## [Problem details]
Duplicate the lines below without changing anything.

(Element placement data)
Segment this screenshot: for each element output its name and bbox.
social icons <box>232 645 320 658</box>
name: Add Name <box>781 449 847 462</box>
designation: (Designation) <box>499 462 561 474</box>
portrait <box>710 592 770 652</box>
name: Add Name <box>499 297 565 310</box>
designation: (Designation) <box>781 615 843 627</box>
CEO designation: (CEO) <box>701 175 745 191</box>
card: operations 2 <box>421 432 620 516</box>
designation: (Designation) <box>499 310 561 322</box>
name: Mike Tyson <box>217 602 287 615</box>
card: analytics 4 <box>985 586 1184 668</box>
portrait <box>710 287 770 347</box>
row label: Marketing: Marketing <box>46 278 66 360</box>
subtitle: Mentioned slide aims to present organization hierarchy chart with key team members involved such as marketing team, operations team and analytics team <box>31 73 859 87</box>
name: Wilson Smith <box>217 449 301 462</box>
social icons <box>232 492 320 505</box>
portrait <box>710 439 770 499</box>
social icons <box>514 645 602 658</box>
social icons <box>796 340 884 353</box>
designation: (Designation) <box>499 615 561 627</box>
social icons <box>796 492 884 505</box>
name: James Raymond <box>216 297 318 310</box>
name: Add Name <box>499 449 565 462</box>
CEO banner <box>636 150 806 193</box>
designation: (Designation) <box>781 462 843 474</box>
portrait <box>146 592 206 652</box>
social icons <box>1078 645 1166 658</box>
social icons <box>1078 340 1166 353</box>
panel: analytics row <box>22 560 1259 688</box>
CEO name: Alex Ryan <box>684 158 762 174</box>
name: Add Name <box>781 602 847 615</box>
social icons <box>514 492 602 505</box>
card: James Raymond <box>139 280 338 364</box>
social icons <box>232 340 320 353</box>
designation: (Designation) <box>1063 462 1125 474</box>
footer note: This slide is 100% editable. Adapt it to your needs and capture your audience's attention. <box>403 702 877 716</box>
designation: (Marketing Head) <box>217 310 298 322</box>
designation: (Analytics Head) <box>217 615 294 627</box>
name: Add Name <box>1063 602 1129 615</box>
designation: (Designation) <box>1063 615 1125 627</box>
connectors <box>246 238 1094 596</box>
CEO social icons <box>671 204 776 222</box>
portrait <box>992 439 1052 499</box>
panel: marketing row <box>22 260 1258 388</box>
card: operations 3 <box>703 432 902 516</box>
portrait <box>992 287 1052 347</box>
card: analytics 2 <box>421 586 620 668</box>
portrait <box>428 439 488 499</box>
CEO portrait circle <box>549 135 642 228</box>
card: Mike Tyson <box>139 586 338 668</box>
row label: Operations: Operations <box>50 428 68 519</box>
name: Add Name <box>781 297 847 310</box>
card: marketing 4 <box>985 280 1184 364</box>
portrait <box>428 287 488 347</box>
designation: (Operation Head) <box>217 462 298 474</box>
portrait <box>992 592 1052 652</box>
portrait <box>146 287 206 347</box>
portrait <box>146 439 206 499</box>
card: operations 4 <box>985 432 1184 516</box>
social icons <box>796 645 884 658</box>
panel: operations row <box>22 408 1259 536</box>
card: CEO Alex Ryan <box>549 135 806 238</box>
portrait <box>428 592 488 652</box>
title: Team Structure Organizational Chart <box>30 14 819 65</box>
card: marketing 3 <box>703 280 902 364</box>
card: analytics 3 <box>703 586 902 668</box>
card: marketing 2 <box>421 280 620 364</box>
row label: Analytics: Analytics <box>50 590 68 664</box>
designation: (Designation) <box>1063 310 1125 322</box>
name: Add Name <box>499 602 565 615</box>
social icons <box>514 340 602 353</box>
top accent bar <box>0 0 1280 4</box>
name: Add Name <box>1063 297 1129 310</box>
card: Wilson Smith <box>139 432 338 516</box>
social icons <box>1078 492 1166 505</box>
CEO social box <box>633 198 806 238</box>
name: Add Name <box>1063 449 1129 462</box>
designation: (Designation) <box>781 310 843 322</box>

## [Full solution]
Segment this screenshot: for each element output its name and bbox.
social icons <box>232 645 320 658</box>
name: Add Name <box>781 449 847 462</box>
designation: (Designation) <box>499 462 561 474</box>
portrait <box>710 592 770 652</box>
name: Add Name <box>499 297 565 310</box>
designation: (Designation) <box>781 615 843 627</box>
CEO designation: (CEO) <box>701 175 745 191</box>
card: operations 2 <box>421 432 620 516</box>
designation: (Designation) <box>499 310 561 322</box>
name: Mike Tyson <box>217 602 287 615</box>
card: analytics 4 <box>985 586 1184 668</box>
portrait <box>710 287 770 347</box>
row label: Marketing: Marketing <box>46 278 66 360</box>
subtitle: Mentioned slide aims to present organization hierarchy chart with key team members involved such as marketing team, operations team and analytics team <box>31 73 859 87</box>
name: Wilson Smith <box>217 449 301 462</box>
social icons <box>232 492 320 505</box>
portrait <box>710 439 770 499</box>
social icons <box>514 645 602 658</box>
social icons <box>796 340 884 353</box>
designation: (Designation) <box>499 615 561 627</box>
social icons <box>796 492 884 505</box>
name: James Raymond <box>216 297 318 310</box>
name: Add Name <box>499 449 565 462</box>
CEO banner <box>636 150 806 193</box>
designation: (Designation) <box>781 462 843 474</box>
portrait <box>146 592 206 652</box>
social icons <box>1078 645 1166 658</box>
social icons <box>1078 340 1166 353</box>
panel: analytics row <box>22 560 1259 688</box>
CEO name: Alex Ryan <box>684 158 762 174</box>
name: Add Name <box>781 602 847 615</box>
social icons <box>514 492 602 505</box>
card: James Raymond <box>139 280 338 364</box>
social icons <box>232 340 320 353</box>
designation: (Designation) <box>1063 462 1125 474</box>
footer note: This slide is 100% editable. Adapt it to your needs and capture your audience's attention. <box>403 702 877 716</box>
designation: (Marketing Head) <box>217 310 298 322</box>
designation: (Analytics Head) <box>217 615 294 627</box>
name: Add Name <box>1063 602 1129 615</box>
designation: (Designation) <box>1063 615 1125 627</box>
connectors <box>246 238 1094 596</box>
CEO social icons <box>671 204 776 222</box>
portrait <box>992 439 1052 499</box>
panel: marketing row <box>22 260 1258 388</box>
card: operations 3 <box>703 432 902 516</box>
portrait <box>992 287 1052 347</box>
card: analytics 2 <box>421 586 620 668</box>
portrait <box>428 439 488 499</box>
CEO portrait circle <box>549 135 642 228</box>
card: Mike Tyson <box>139 586 338 668</box>
row label: Operations: Operations <box>50 428 68 519</box>
name: Add Name <box>781 297 847 310</box>
card: marketing 4 <box>985 280 1184 364</box>
portrait <box>428 287 488 347</box>
designation: (Operation Head) <box>217 462 298 474</box>
portrait <box>992 592 1052 652</box>
portrait <box>146 287 206 347</box>
portrait <box>146 439 206 499</box>
card: operations 4 <box>985 432 1184 516</box>
social icons <box>796 645 884 658</box>
panel: operations row <box>22 408 1259 536</box>
card: CEO Alex Ryan <box>549 135 806 238</box>
portrait <box>428 592 488 652</box>
title: Team Structure Organizational Chart <box>30 14 819 65</box>
card: marketing 3 <box>703 280 902 364</box>
card: analytics 3 <box>703 586 902 668</box>
card: marketing 2 <box>421 280 620 364</box>
row label: Analytics: Analytics <box>50 590 68 664</box>
designation: (Designation) <box>1063 310 1125 322</box>
name: Add Name <box>499 602 565 615</box>
social icons <box>514 340 602 353</box>
top accent bar <box>0 0 1280 4</box>
name: Add Name <box>1063 297 1129 310</box>
card: Wilson Smith <box>139 432 338 516</box>
social icons <box>1078 492 1166 505</box>
CEO social box <box>633 198 806 238</box>
name: Add Name <box>1063 449 1129 462</box>
designation: (Designation) <box>781 310 843 322</box>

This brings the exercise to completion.